Yancey Dirk Thigpen (born August 15, 1969) is an American former professional football player who was a wide receiver in the National Football League (NFL) for the San Diego Chargers (1991), the Pittsburgh Steelers (1992–1997), and the Tennessee Oilers/Titans (1998–2000).  Before his NFL career, he played for Winston-Salem State University, where he also played collegiate basketball.

National Football League years
Thigpen played infrequently in his first three seasons, but had a breakout year in 1994, catching 36 passes for 546 yards. Then in 1995, he made the Pro Bowl, catching 85 passes for 1,307 yards and five touchdowns, and assisting his team to Super Bowl XXX, where he recorded three catches for 19 yards and a touchdown in the Steelers 27–17 loss to the Dallas Cowboys. His tough style of play earned him the nickname "Meatball," which was later changed to "Phil" when he joined the Oilers in 1998.
_ _ _ _
Task instructions
Continue the Yancey Thigpen biography above, starting right after its last sentence.
_ _ _ _
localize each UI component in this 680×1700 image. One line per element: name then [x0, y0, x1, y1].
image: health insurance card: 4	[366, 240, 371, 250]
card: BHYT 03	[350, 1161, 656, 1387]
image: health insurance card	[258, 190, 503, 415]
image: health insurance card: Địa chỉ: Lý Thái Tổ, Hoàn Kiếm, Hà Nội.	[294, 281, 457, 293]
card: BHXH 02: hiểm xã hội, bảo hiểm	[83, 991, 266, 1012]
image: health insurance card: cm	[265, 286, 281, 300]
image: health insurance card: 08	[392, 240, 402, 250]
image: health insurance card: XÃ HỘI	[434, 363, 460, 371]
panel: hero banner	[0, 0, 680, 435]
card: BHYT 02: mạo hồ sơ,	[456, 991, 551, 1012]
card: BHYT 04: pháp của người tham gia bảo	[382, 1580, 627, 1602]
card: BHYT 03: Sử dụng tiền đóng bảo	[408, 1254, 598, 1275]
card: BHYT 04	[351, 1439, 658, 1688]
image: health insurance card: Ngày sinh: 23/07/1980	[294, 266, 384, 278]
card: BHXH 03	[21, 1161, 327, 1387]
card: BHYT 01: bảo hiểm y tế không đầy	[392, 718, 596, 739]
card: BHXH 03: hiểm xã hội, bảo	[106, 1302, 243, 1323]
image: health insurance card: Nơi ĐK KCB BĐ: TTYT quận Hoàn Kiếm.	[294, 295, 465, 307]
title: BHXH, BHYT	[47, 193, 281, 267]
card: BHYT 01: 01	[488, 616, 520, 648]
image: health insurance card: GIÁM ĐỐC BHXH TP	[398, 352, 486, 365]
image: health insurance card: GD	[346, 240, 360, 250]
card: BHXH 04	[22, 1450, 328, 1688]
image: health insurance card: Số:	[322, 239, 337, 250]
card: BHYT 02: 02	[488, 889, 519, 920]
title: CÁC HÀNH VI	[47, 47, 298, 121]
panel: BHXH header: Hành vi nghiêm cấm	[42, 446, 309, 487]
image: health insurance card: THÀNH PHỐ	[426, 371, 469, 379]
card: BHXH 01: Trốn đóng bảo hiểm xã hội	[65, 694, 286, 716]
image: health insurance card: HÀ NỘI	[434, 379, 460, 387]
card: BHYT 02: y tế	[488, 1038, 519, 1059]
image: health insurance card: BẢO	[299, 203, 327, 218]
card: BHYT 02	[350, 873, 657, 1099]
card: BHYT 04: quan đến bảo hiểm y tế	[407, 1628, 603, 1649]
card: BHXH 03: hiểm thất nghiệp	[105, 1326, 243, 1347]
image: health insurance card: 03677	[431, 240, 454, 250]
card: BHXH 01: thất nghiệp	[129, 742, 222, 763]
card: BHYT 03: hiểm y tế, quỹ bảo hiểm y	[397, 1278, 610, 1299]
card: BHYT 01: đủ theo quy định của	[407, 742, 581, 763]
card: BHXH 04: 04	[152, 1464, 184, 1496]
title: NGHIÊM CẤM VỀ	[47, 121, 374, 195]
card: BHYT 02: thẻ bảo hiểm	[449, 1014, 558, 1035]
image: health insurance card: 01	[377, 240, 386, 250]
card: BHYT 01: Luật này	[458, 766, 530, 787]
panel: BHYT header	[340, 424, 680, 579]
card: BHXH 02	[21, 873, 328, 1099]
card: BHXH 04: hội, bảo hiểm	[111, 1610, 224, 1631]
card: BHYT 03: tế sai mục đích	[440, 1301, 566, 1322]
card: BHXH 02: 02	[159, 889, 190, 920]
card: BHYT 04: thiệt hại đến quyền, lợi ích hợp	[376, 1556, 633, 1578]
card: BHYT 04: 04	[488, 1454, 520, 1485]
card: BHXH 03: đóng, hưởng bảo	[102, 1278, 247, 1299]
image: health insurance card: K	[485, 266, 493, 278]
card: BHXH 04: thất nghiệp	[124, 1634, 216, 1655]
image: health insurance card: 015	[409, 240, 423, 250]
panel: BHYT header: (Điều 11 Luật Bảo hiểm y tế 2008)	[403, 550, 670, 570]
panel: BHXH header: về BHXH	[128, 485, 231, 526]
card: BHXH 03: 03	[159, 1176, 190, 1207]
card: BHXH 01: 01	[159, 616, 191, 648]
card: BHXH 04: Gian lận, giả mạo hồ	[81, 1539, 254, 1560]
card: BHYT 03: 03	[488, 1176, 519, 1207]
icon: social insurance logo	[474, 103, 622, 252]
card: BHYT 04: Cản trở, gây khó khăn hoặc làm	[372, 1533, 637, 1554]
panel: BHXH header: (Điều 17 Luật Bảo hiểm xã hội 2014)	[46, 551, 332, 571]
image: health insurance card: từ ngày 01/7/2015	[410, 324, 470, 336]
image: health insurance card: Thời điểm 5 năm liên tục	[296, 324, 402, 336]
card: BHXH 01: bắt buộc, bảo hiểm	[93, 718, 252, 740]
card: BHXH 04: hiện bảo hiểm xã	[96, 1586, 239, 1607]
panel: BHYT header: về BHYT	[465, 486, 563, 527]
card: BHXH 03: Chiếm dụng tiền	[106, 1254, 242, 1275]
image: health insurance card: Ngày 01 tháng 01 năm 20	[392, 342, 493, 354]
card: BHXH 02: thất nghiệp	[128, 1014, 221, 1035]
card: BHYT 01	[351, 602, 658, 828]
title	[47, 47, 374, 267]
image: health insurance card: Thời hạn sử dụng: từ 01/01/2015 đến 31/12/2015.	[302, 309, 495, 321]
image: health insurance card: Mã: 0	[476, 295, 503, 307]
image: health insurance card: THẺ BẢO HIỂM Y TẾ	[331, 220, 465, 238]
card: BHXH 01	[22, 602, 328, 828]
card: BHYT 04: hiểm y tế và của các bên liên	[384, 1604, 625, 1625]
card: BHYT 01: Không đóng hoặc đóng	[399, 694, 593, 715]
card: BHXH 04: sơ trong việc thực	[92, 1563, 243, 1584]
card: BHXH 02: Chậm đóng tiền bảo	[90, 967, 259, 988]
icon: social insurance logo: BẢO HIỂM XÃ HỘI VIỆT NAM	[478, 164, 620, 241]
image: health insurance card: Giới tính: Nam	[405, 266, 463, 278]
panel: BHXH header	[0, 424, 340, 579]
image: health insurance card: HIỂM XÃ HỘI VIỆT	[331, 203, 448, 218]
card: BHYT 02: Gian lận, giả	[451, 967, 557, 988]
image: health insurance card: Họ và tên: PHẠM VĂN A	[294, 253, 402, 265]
_ _ _ _
Reply
Thigpen played only six games in the following season due to injuries, but made a full recovery in the 1997 season, catching 79 passes for 1,398 yards and 7 touchdowns and making his second Pro Bowl selection.

In 1998, he signed a five-year, $21 million contract with the Oilers, which at the time was the highest known contract ever signed among wide receivers. He went on to play with them for the final three seasons of his career, assisting the team (now known as the Titans) to Super Bowl XXXIV in the 1999 season. Such a large contract for a wide receiver was a signal of the role which wide receivers would begin to play in the NFL. Thigpen retired after the 2000 season with 313 career receptions for 5,081 yards and 30 touchdowns.  He also rushed for four yards, returned two punts for 30 yards, and gained 188 yards on eight kickoff returns.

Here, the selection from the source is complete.